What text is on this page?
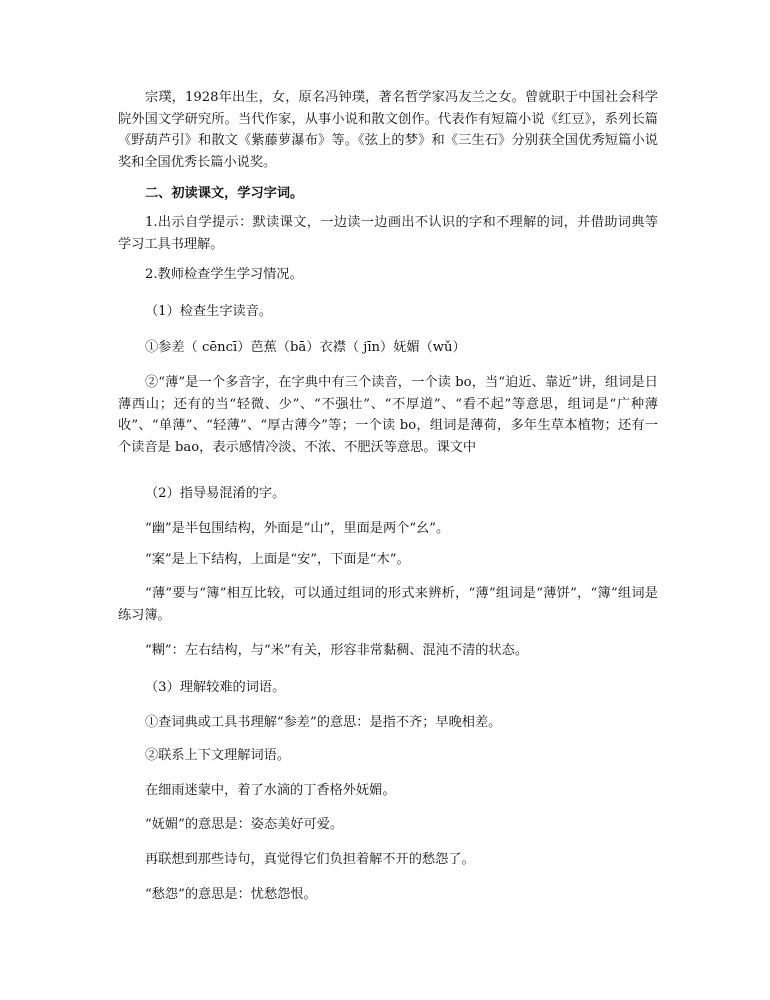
宗璞，1928年出生，女，原名冯钟璞，著名哲学家冯友兰之女。曾就职于中国社会科学院外国文学研究所。当代作家，从事小说和散文创作。代表作有短篇小说《红豆》，系列长篇《野葫芦引》和散文《紫藤萝瀑布》等。《弦上的梦》和《三生石》分别获全国优秀短篇小说奖和全国优秀长篇小说奖。

二、初读课文，学习字词。

1.出示自学提示：默读课文，一边读一边画出不认识的字和不理解的词，并借助词典等学习工具书理解。

2.教师检查学生学习情况。

（1）检查生字读音。

①参差（ cēncī）芭蕉（bā）衣襟（ jīn）妩媚（wǔ）

②“薄”是一个多音字，在字典中有三个读音，一个读 bo，当“迫近、靠近”讲，组词是日薄西山；还有的当“轻微、少”、“不强壮”、“不厚道”、“看不起”等意思，组词是“广种薄收”、“单薄”、“轻薄”、“厚古薄今”等；一个读 bo，组词是薄荷，多年生草本植物；还有一个读音是 bao，表示感情冷淡、不浓、不肥沃等意思。课文中

（2）指导易混淆的字。

“幽”是半包围结构，外面是“山”，里面是两个“幺”。

“案”是上下结构，上面是“安”，下面是“木”。

“薄”要与“簿”相互比较，可以通过组词的形式来辨析，“薄”组词是“薄饼”，“簿”组词是练习簿。

“糊”：左右结构，与“米”有关，形容非常黏稠、混沌不清的状态。

（3）理解较难的词语。

①查词典或工具书理解“参差”的意思：是指不齐；早晚相差。

②联系上下文理解词语。

在细雨迷蒙中，着了水滴的丁香格外妩媚。

“妩媚”的意思是：姿态美好可爱。

再联想到那些诗句，真觉得它们负担着解不开的愁怨了。

“愁怨”的意思是：忧愁怨恨。
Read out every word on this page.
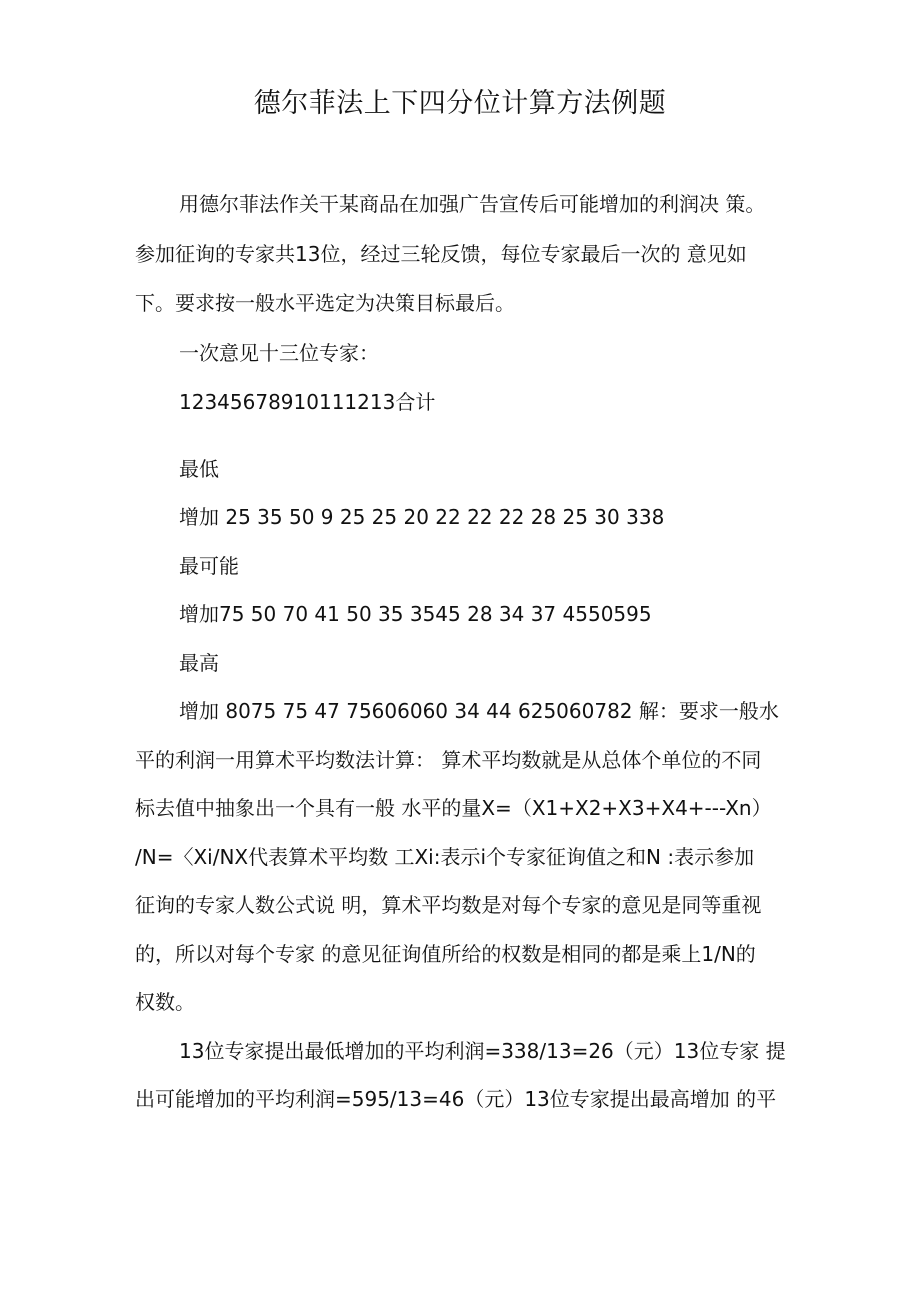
德尔菲法上下四分位计算方法例题
用德尔菲法作关干某商品在加强广告宣传后可能增加的利润决 策。
参加征询的专家共13位，经过三轮反馈，每位专家最后一次的 意见如
下。要求按一般水平选定为决策目标最后。
一次意见十三位专家：
12345678910111213合计
最低
增加 25 35 50 9 25 25 20 22 22 22 28 25 30 338
最可能
增加75 50 70 41 50 35 3545 28 34 37 4550595
最高
增加 8075 75 47 75606060 34 44 625060782 解：要求一般水
平的利润一用算术平均数法计算： 算术平均数就是从总体个单位的不同
标去值中抽象出一个具有一般 水平的量X=（X1+X2+X3+X4+---Xn）
/N=〈Xi/NX代表算术平均数 工Xi:表示i个专家征询值之和N :表示参加
征询的专家人数公式说 明，算术平均数是对每个专家的意见是同等重视
的，所以对每个专家 的意见征询值所给的权数是相同的都是乘上1/N的
权数。
13位专家提出最低增加的平均利润=338/13=26（元）13位专家 提
出可能增加的平均利润=595/13=46（元）13位专家提出最高增加 的平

> [WHAT TO DO]: Extract every line above that contains the word "page".

> [FINISHED TASK]:
What text is on this page?
Read out every word on this page.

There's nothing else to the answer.